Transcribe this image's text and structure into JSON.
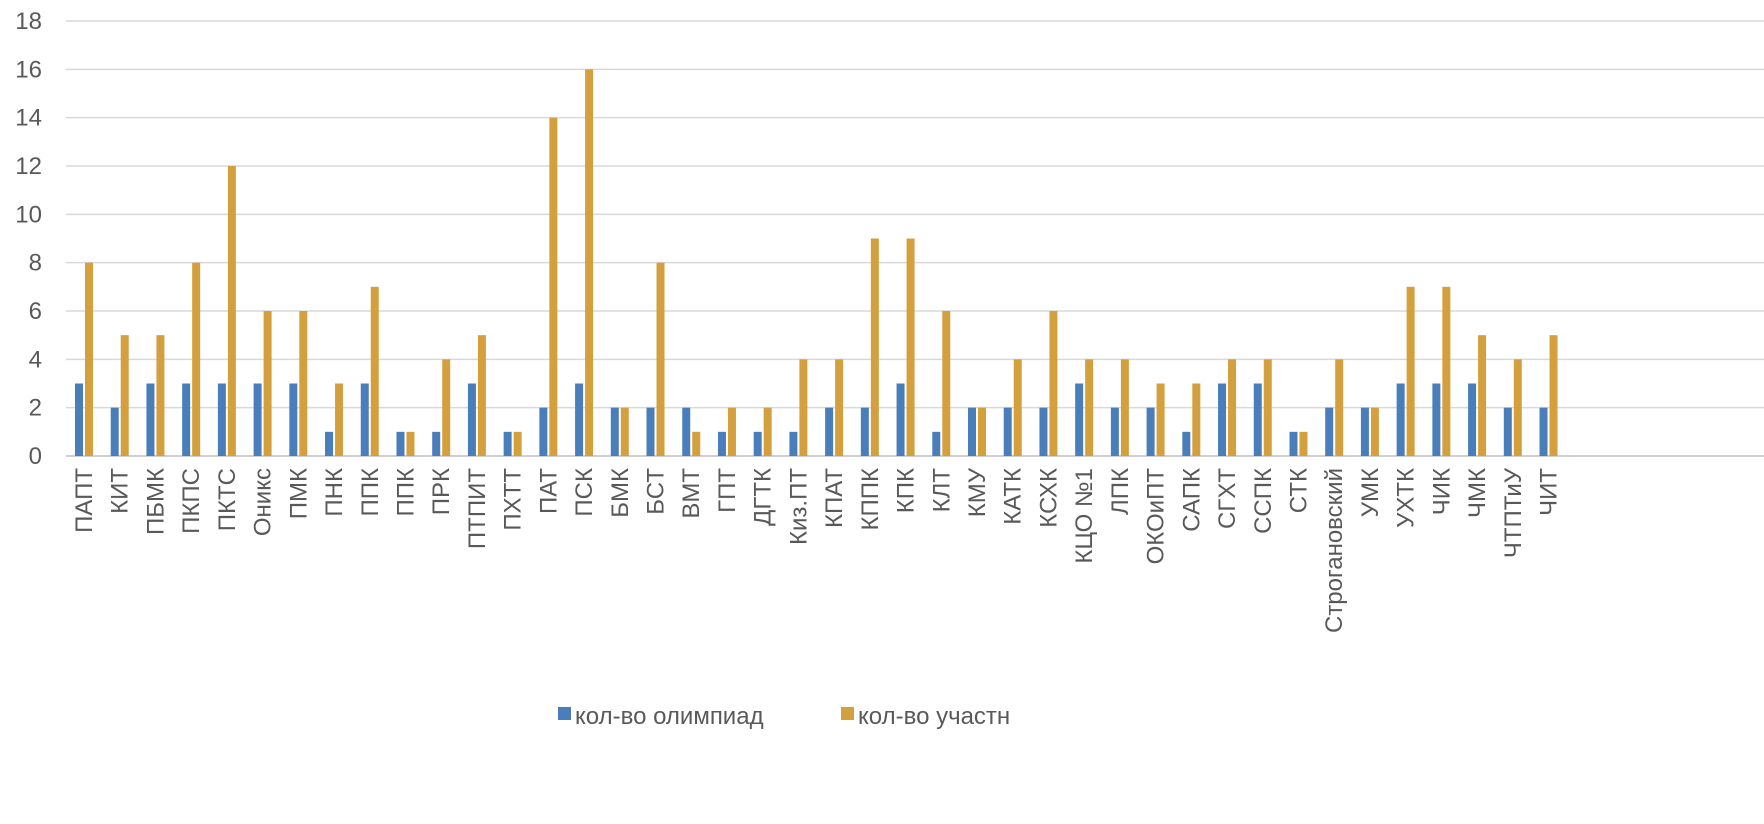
{
  "chart_data": {
    "type": "bar",
    "title": "",
    "xlabel": "",
    "ylabel": "",
    "ylim": [
      0,
      18
    ],
    "y_ticks": [
      0,
      2,
      4,
      6,
      8,
      10,
      12,
      14,
      16,
      18
    ],
    "grid": true,
    "legend_position": "bottom",
    "categories": [
      "ПАПТ",
      "КИТ",
      "ПБМК",
      "ПКПС",
      "ПКТС",
      "Оникс",
      "ПМК",
      "ПНК",
      "ППК",
      "ППК",
      "ПРК",
      "ПТПИТ",
      "ПХТТ",
      "ПАТ",
      "ПСК",
      "БМК",
      "БСТ",
      "ВМТ",
      "ГПТ",
      "ДГТК",
      "Киз.ПТ",
      "КПАТ",
      "КППК",
      "КПК",
      "КЛТ",
      "КМУ",
      "КАТК",
      "КСХК",
      "КЦО №1",
      "ЛПК",
      "ОКОиПТ",
      "САПК",
      "СГХТ",
      "ССПК",
      "СТК",
      "Строгановский",
      "УМК",
      "УХТК",
      "ЧИК",
      "ЧМК",
      "ЧТПТиУ",
      "ЧИТ"
    ],
    "series": [
      {
        "name": "кол-во олимпиад",
        "color": "#4a7ebb",
        "values": [
          3,
          2,
          3,
          3,
          3,
          3,
          3,
          1,
          3,
          1,
          1,
          3,
          1,
          2,
          3,
          2,
          2,
          2,
          1,
          1,
          1,
          2,
          2,
          3,
          1,
          2,
          2,
          2,
          3,
          2,
          2,
          1,
          3,
          3,
          1,
          2,
          2,
          3,
          3,
          3,
          2,
          2
        ]
      },
      {
        "name": "кол-во участн",
        "color": "#d4a03e",
        "values": [
          8,
          5,
          5,
          8,
          12,
          6,
          6,
          3,
          7,
          1,
          4,
          5,
          1,
          14,
          16,
          2,
          8,
          1,
          2,
          2,
          4,
          4,
          9,
          9,
          6,
          2,
          4,
          6,
          4,
          4,
          3,
          3,
          4,
          4,
          1,
          4,
          2,
          7,
          7,
          5,
          4,
          5
        ]
      }
    ]
  }
}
+===+
- Brief -
Copy every entry exactly as written. Pictures are excluded.

- Complete response -
Transcribe this image's text and structure into JSON.
{
  "chart_data": {
    "type": "bar",
    "title": "",
    "xlabel": "",
    "ylabel": "",
    "ylim": [
      0,
      18
    ],
    "y_ticks": [
      0,
      2,
      4,
      6,
      8,
      10,
      12,
      14,
      16,
      18
    ],
    "grid": true,
    "legend_position": "bottom",
    "categories": [
      "ПАПТ",
      "КИТ",
      "ПБМК",
      "ПКПС",
      "ПКТС",
      "Оникс",
      "ПМК",
      "ПНК",
      "ППК",
      "ППК",
      "ПРК",
      "ПТПИТ",
      "ПХТТ",
      "ПАТ",
      "ПСК",
      "БМК",
      "БСТ",
      "ВМТ",
      "ГПТ",
      "ДГТК",
      "Киз.ПТ",
      "КПАТ",
      "КППК",
      "КПК",
      "КЛТ",
      "КМУ",
      "КАТК",
      "КСХК",
      "КЦО №1",
      "ЛПК",
      "ОКОиПТ",
      "САПК",
      "СГХТ",
      "ССПК",
      "СТК",
      "Строгановский",
      "УМК",
      "УХТК",
      "ЧИК",
      "ЧМК",
      "ЧТПТиУ",
      "ЧИТ"
    ],
    "series": [
      {
        "name": "кол-во олимпиад",
        "color": "#4a7ebb",
        "values": [
          3,
          2,
          3,
          3,
          3,
          3,
          3,
          1,
          3,
          1,
          1,
          3,
          1,
          2,
          3,
          2,
          2,
          2,
          1,
          1,
          1,
          2,
          2,
          3,
          1,
          2,
          2,
          2,
          3,
          2,
          2,
          1,
          3,
          3,
          1,
          2,
          2,
          3,
          3,
          3,
          2,
          2
        ]
      },
      {
        "name": "кол-во участн",
        "color": "#d4a03e",
        "values": [
          8,
          5,
          5,
          8,
          12,
          6,
          6,
          3,
          7,
          1,
          4,
          5,
          1,
          14,
          16,
          2,
          8,
          1,
          2,
          2,
          4,
          4,
          9,
          9,
          6,
          2,
          4,
          6,
          4,
          4,
          3,
          3,
          4,
          4,
          1,
          4,
          2,
          7,
          7,
          5,
          4,
          5
        ]
      }
    ]
  }
}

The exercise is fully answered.